◆ STATED GOAL: Work through the entries below and report how many lines include "likes". The number alone is the answer.

+---+

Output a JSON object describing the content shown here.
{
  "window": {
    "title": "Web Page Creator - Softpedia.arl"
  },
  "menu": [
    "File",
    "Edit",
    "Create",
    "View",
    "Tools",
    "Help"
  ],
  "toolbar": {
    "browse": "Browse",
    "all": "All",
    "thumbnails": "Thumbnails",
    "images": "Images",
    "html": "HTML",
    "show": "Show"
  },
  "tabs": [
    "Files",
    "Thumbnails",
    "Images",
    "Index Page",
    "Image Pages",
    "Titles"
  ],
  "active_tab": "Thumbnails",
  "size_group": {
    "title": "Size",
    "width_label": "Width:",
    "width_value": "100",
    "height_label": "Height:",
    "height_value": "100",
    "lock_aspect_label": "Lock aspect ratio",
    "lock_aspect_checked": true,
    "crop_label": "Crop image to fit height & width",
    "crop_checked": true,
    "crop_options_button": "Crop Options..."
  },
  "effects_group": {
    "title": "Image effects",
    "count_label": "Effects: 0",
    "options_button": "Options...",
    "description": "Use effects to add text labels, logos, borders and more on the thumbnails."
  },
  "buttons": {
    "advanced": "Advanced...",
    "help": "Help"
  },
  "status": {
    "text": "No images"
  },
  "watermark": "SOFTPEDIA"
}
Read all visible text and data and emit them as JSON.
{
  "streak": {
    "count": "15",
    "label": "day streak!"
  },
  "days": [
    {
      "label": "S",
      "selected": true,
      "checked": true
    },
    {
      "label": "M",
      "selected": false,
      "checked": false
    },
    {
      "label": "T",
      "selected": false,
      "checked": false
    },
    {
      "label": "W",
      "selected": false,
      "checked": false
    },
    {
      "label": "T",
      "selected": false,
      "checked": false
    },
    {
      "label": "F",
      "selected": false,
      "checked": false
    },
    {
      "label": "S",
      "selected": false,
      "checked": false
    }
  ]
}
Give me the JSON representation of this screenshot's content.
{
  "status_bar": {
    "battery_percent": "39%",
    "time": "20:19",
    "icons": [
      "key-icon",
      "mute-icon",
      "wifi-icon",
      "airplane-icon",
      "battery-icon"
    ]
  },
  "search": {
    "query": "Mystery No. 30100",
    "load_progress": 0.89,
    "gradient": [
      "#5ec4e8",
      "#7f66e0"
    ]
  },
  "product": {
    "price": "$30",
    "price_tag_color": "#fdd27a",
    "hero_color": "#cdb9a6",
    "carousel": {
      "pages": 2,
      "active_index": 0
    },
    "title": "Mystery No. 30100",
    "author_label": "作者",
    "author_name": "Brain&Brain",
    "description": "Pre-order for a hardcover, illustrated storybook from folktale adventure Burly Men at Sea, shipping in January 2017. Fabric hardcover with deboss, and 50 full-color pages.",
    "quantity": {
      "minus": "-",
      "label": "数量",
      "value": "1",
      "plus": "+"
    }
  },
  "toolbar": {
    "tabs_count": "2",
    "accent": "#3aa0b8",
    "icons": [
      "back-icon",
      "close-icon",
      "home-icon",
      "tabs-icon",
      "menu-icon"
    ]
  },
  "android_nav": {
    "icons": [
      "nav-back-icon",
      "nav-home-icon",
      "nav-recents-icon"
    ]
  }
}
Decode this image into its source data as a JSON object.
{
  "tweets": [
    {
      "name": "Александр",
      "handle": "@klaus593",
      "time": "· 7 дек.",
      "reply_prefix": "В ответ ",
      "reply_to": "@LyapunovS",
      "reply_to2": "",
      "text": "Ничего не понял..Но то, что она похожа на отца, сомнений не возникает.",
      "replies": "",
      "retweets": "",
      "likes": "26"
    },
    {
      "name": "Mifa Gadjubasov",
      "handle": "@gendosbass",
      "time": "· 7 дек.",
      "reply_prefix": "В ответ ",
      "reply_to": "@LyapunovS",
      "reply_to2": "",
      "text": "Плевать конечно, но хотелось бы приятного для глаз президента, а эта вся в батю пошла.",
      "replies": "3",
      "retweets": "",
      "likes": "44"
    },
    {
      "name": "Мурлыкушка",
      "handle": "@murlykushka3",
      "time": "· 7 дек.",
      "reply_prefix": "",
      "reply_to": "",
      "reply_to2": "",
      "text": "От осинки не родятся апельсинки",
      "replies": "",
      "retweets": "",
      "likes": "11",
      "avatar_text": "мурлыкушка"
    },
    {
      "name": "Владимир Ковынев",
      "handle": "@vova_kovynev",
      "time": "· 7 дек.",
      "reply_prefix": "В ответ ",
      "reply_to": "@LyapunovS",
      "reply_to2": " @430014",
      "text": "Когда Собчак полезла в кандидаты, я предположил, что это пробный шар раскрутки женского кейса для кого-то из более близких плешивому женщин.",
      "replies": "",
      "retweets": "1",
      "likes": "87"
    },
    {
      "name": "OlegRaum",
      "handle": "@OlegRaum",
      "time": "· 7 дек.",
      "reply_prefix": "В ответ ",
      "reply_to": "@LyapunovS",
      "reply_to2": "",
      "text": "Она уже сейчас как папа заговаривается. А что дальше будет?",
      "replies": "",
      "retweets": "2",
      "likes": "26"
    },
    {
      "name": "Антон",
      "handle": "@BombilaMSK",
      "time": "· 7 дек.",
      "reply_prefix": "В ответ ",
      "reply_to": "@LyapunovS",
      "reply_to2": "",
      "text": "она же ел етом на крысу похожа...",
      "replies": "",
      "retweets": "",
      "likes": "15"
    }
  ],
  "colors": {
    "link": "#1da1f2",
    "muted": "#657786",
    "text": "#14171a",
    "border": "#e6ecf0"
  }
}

+---+

◆ REPLY: 6